EXERCISE DESCRIPTION: Are you able to quote each entry exactly as written?

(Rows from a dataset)
[Start]
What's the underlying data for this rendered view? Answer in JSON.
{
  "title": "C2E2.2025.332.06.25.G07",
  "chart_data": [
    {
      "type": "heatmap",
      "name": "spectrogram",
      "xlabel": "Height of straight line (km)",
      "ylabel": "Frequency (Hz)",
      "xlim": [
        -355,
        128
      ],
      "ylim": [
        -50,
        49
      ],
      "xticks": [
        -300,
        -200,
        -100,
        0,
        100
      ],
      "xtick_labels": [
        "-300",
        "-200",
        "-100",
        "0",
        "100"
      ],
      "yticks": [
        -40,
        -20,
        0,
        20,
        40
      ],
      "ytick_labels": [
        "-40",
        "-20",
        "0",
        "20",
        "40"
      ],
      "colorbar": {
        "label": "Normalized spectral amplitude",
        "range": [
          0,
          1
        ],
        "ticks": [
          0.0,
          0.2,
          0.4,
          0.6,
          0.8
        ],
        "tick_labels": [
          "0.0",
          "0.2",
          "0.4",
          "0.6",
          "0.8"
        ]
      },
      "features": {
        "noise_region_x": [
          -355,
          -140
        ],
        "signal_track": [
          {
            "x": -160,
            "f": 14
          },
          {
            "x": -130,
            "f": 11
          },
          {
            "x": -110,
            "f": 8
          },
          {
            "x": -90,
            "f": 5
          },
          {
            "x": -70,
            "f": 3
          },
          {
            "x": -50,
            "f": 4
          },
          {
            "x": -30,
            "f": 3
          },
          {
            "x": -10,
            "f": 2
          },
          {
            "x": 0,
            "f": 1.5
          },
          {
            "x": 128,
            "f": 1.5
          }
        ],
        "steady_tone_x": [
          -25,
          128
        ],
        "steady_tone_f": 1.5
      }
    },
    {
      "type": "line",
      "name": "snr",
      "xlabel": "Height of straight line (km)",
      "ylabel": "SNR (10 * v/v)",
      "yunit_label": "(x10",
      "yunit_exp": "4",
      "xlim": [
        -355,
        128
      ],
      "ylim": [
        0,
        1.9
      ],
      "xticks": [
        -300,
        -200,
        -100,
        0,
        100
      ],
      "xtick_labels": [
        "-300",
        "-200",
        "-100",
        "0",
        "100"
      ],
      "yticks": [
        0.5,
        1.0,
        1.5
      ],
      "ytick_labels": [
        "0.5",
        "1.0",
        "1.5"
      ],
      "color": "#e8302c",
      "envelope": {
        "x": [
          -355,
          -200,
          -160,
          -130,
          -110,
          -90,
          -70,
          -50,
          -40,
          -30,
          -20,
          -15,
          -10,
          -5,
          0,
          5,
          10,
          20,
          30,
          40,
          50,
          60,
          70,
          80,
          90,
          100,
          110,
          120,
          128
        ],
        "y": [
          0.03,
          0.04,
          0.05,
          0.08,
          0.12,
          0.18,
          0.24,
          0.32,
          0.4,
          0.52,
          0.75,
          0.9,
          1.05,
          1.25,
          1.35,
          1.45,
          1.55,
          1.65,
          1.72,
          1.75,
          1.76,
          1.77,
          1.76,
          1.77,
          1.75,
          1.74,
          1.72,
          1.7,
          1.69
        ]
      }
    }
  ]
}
[End]
EXERCISE SOLUTION:
What's the underlying data for this rendered view? Answer in JSON.
{
  "title": "C2E2.2025.332.06.25.G07",
  "chart_data": [
    {
      "type": "heatmap",
      "name": "spectrogram",
      "xlabel": "Height of straight line (km)",
      "ylabel": "Frequency (Hz)",
      "xlim": [
        -355,
        128
      ],
      "ylim": [
        -50,
        49
      ],
      "xticks": [
        -300,
        -200,
        -100,
        0,
        100
      ],
      "xtick_labels": [
        "-300",
        "-200",
        "-100",
        "0",
        "100"
      ],
      "yticks": [
        -40,
        -20,
        0,
        20,
        40
      ],
      "ytick_labels": [
        "-40",
        "-20",
        "0",
        "20",
        "40"
      ],
      "colorbar": {
        "label": "Normalized spectral amplitude",
        "range": [
          0,
          1
        ],
        "ticks": [
          0.0,
          0.2,
          0.4,
          0.6,
          0.8
        ],
        "tick_labels": [
          "0.0",
          "0.2",
          "0.4",
          "0.6",
          "0.8"
        ]
      },
      "features": {
        "noise_region_x": [
          -355,
          -140
        ],
        "signal_track": [
          {
            "x": -160,
            "f": 14
          },
          {
            "x": -130,
            "f": 11
          },
          {
            "x": -110,
            "f": 8
          },
          {
            "x": -90,
            "f": 5
          },
          {
            "x": -70,
            "f": 3
          },
          {
            "x": -50,
            "f": 4
          },
          {
            "x": -30,
            "f": 3
          },
          {
            "x": -10,
            "f": 2
          },
          {
            "x": 0,
            "f": 1.5
          },
          {
            "x": 128,
            "f": 1.5
          }
        ],
        "steady_tone_x": [
          -25,
          128
        ],
        "steady_tone_f": 1.5
      }
    },
    {
      "type": "line",
      "name": "snr",
      "xlabel": "Height of straight line (km)",
      "ylabel": "SNR (10 * v/v)",
      "yunit_label": "(x10",
      "yunit_exp": "4",
      "xlim": [
        -355,
        128
      ],
      "ylim": [
        0,
        1.9
      ],
      "xticks": [
        -300,
        -200,
        -100,
        0,
        100
      ],
      "xtick_labels": [
        "-300",
        "-200",
        "-100",
        "0",
        "100"
      ],
      "yticks": [
        0.5,
        1.0,
        1.5
      ],
      "ytick_labels": [
        "0.5",
        "1.0",
        "1.5"
      ],
      "color": "#e8302c",
      "envelope": {
        "x": [
          -355,
          -200,
          -160,
          -130,
          -110,
          -90,
          -70,
          -50,
          -40,
          -30,
          -20,
          -15,
          -10,
          -5,
          0,
          5,
          10,
          20,
          30,
          40,
          50,
          60,
          70,
          80,
          90,
          100,
          110,
          120,
          128
        ],
        "y": [
          0.03,
          0.04,
          0.05,
          0.08,
          0.12,
          0.18,
          0.24,
          0.32,
          0.4,
          0.52,
          0.75,
          0.9,
          1.05,
          1.25,
          1.35,
          1.45,
          1.55,
          1.65,
          1.72,
          1.75,
          1.76,
          1.77,
          1.76,
          1.77,
          1.75,
          1.74,
          1.72,
          1.7,
          1.69
        ]
      }
    }
  ]
}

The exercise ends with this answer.